>> begin GIVEN RECORDS

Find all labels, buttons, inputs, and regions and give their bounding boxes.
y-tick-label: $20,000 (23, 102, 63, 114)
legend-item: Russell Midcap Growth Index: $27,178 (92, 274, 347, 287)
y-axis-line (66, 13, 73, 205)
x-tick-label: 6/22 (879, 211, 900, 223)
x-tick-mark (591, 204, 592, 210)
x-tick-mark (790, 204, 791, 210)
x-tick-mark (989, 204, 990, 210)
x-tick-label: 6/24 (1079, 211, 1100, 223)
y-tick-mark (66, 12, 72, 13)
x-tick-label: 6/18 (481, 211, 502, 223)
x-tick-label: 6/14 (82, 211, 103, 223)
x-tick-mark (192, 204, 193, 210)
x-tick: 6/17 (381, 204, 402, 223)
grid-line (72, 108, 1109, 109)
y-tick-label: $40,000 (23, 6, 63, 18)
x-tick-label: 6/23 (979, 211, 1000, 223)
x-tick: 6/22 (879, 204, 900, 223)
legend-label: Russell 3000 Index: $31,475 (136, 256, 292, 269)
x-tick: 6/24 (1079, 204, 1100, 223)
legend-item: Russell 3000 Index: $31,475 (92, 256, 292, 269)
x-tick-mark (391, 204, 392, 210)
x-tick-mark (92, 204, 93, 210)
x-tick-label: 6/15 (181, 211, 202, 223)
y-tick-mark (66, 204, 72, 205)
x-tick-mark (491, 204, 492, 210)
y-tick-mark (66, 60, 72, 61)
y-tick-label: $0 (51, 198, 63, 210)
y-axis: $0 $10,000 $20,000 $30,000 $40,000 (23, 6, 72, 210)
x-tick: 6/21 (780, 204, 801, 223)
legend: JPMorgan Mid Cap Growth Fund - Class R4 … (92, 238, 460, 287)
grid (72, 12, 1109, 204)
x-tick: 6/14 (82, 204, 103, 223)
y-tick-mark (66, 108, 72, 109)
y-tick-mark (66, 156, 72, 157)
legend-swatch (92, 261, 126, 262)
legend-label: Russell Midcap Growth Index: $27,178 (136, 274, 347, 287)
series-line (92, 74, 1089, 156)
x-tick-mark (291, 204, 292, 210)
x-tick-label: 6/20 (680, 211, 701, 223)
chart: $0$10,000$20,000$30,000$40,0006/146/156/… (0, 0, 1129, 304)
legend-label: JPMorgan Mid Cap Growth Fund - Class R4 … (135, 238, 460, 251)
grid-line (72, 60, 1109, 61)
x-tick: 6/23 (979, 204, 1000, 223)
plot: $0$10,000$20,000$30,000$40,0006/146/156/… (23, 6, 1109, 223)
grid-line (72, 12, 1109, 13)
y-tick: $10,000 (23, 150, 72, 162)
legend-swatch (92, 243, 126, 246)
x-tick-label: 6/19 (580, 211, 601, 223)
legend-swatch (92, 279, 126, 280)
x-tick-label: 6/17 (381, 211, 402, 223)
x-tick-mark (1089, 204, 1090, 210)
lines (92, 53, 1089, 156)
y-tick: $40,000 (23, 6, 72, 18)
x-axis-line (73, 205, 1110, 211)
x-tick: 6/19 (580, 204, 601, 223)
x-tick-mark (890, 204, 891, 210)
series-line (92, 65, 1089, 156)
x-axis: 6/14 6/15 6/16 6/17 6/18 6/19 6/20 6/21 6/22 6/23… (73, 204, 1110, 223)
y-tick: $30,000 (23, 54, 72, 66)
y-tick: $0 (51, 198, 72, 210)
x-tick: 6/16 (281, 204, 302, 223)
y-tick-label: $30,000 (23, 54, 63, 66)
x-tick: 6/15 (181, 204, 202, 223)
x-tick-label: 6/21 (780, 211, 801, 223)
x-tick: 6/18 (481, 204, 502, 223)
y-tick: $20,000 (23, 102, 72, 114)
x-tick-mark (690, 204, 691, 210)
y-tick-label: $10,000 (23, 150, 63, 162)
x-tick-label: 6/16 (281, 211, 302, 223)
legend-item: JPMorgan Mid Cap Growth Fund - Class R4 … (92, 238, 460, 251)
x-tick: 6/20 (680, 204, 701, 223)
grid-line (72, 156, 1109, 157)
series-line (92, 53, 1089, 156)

>> end GIVEN RECORDS
>> begin GIVEN RECORDS

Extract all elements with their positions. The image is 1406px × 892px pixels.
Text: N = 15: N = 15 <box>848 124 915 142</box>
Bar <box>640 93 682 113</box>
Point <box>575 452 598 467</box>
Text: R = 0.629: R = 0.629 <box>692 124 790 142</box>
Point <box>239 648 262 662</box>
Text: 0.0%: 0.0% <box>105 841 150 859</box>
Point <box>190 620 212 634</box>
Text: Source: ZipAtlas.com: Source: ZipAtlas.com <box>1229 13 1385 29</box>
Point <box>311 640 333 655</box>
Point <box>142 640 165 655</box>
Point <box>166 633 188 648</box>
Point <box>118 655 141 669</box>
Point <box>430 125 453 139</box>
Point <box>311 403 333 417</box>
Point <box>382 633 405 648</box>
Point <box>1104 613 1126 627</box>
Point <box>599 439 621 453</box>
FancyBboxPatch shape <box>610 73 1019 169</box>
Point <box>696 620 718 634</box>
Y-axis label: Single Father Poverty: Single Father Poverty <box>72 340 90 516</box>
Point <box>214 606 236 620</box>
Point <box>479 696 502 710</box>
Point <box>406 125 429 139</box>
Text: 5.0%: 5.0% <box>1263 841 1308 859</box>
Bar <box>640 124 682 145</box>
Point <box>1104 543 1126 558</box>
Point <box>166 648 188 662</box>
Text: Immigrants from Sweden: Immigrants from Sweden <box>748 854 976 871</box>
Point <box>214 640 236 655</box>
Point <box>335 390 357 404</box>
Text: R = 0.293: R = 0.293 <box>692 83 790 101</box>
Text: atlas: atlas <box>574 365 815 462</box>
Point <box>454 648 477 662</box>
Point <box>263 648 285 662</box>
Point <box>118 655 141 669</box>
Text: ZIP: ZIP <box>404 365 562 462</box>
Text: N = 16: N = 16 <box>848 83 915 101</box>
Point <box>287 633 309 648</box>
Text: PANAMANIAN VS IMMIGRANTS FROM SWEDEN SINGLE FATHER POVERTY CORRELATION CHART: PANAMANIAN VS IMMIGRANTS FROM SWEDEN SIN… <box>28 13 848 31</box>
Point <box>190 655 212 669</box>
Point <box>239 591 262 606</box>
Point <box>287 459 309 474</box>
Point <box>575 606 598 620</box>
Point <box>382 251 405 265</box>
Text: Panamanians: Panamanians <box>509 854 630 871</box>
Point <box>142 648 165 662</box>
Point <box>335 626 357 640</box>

>> end GIVEN RECORDS

EXERCISE DESCRIPTION: Gather every line from the rows above that contains the string "series".

REPLY TO THE EXERCISE:
series-line (92, 74, 1089, 156)
series-line (92, 65, 1089, 156)
series-line (92, 53, 1089, 156)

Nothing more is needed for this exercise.